▸ **Getoonde tekst**
○ ○ ○
Bent u van mening dat het voor Nederland en de Nederlandse informatiepositie inzake het kernwapenvraagstuk, ondanks het feit dat Nederland geen ondertekenaar van het TPNW is, van diplomatieke meerwaarde kan zijn om aan de vergadering van de verdragspartijen deel te nemen? Zo nee, waarom niet?

Antwoord 2

Nee. Nederland heeft een uitstekende diplomatieke informatiepositie inzake het kernwapenvraagstuk. Daarnaast heeft de Nederlandse delegatie die deelnam aan de eerste vergadering van statenpartijen van het TPNW vastgesteld dat de besprekingen, zowel inhoudelijk als wat betreft de opbouw van relaties met deelnemende partijen, geen meerwaarde biedt ten opzichte van de reeds bestaande diplomatieke uitwisseling in het kader van het Non-Proliferatieverdrag (NPV).
○ ○ ○
▸ **Aangeleverde gegevens**
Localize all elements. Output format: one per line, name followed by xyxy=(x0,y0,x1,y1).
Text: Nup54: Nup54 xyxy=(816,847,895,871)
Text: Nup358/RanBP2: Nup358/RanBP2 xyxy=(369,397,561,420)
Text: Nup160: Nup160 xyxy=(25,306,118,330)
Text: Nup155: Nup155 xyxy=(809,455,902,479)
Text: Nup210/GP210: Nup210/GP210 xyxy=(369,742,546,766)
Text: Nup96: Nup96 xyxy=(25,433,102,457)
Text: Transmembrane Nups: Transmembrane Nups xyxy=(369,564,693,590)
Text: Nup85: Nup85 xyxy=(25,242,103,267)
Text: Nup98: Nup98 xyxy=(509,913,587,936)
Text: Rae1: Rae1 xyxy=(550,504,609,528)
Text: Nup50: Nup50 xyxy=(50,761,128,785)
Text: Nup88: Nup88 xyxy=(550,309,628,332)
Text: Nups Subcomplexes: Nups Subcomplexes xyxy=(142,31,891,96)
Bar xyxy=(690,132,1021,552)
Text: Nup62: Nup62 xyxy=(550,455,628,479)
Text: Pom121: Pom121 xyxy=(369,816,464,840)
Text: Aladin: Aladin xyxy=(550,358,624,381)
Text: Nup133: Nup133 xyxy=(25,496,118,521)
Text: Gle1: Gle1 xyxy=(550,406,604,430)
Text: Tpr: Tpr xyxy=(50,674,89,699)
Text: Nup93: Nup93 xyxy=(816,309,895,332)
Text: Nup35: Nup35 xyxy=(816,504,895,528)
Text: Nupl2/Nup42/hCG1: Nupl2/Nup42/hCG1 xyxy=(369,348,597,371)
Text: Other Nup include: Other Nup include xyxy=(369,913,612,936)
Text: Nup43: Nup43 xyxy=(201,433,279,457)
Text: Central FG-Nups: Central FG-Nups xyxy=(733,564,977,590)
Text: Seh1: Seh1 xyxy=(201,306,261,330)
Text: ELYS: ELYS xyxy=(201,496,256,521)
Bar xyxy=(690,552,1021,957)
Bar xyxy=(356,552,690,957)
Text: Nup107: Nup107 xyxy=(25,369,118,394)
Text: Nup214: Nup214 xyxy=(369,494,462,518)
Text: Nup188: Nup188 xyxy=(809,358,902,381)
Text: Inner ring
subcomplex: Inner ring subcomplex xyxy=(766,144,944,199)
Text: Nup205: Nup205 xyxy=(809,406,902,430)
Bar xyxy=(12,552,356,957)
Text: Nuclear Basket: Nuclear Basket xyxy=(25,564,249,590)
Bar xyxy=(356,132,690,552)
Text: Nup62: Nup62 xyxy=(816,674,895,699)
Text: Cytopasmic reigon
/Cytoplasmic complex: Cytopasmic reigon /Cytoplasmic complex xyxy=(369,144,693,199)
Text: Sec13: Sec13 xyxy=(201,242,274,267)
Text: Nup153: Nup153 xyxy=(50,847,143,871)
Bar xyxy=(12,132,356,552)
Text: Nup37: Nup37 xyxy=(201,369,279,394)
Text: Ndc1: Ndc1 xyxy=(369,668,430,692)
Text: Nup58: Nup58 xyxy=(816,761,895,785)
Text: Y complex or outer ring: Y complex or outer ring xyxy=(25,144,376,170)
○ ○ ○
In het kader van welk verdrag vindt volgens de getoonde tekst de reeds bestaande diplomatieke uitwisseling plaats?

▸ **Antwoord**
Het Non-Proliferatieverdrag (NPV).